Exercise brief:
When the string "sind" occurs in a line of the records, show that line.
*** Listed entries ***
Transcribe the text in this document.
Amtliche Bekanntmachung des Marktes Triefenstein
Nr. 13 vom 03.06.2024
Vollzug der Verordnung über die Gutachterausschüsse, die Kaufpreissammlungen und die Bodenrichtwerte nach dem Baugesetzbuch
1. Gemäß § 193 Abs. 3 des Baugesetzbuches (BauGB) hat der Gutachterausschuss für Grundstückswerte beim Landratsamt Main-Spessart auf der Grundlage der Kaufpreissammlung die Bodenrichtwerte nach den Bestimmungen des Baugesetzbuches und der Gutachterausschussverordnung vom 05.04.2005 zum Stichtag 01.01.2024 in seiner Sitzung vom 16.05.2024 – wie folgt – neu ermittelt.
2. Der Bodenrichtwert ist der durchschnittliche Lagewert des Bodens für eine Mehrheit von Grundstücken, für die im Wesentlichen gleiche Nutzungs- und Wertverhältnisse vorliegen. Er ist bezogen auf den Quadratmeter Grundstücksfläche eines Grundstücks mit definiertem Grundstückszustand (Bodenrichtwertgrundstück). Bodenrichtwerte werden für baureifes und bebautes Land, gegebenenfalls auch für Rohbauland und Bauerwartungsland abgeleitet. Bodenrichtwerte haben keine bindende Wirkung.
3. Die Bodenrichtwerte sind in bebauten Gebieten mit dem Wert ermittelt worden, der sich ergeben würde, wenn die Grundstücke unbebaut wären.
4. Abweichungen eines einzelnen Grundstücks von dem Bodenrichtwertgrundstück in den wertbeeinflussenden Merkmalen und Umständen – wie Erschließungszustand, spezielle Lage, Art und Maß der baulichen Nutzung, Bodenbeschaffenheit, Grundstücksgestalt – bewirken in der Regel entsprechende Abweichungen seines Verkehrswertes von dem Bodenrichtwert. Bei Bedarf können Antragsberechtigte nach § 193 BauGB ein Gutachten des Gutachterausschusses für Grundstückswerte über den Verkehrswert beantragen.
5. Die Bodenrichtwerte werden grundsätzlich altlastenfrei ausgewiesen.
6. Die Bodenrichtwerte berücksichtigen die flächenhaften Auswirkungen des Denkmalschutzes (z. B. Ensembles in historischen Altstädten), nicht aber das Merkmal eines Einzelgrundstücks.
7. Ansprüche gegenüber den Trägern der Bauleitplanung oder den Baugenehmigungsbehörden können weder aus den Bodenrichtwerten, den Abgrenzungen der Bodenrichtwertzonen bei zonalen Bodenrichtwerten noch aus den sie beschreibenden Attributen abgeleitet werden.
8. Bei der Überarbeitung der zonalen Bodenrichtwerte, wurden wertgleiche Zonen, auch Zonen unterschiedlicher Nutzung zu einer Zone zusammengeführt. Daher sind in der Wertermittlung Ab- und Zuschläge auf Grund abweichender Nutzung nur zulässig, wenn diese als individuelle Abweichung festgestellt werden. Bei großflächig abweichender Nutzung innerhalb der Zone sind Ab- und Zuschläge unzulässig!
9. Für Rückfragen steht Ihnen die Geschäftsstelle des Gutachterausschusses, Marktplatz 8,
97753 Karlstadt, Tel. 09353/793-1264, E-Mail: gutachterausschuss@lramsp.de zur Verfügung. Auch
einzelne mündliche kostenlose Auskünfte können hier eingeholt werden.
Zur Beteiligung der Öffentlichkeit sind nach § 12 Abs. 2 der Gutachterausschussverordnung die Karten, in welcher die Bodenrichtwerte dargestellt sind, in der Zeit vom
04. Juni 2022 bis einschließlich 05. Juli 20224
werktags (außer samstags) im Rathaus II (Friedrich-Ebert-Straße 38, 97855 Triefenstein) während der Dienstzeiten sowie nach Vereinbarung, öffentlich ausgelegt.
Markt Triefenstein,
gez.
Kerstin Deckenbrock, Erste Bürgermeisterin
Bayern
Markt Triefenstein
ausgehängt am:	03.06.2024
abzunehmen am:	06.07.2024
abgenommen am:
***
Written reply:
3. Die Bodenrichtwerte sind in bebauten Gebieten mit dem Wert ermittelt worden, der sich ergeben würde, wenn die Grundstücke unbebaut wären.
8. Bei der Überarbeitung der zonalen Bodenrichtwerte, wurden wertgleiche Zonen, auch Zonen unterschiedlicher Nutzung zu einer Zone zusammengeführt. Daher sind in der Wertermittlung Ab- und Zuschläge auf Grund abweichender Nutzung nur zulässig, wenn diese als individuelle Abweichung festgestellt werden. Bei großflächig abweichender Nutzung innerhalb der Zone sind Ab- und Zuschläge unzulässig!
Zur Beteiligung der Öffentlichkeit sind nach § 12 Abs. 2 der Gutachterausschussverordnung die Karten, in welcher die Bodenrichtwerte dargestellt sind, in der Zeit vom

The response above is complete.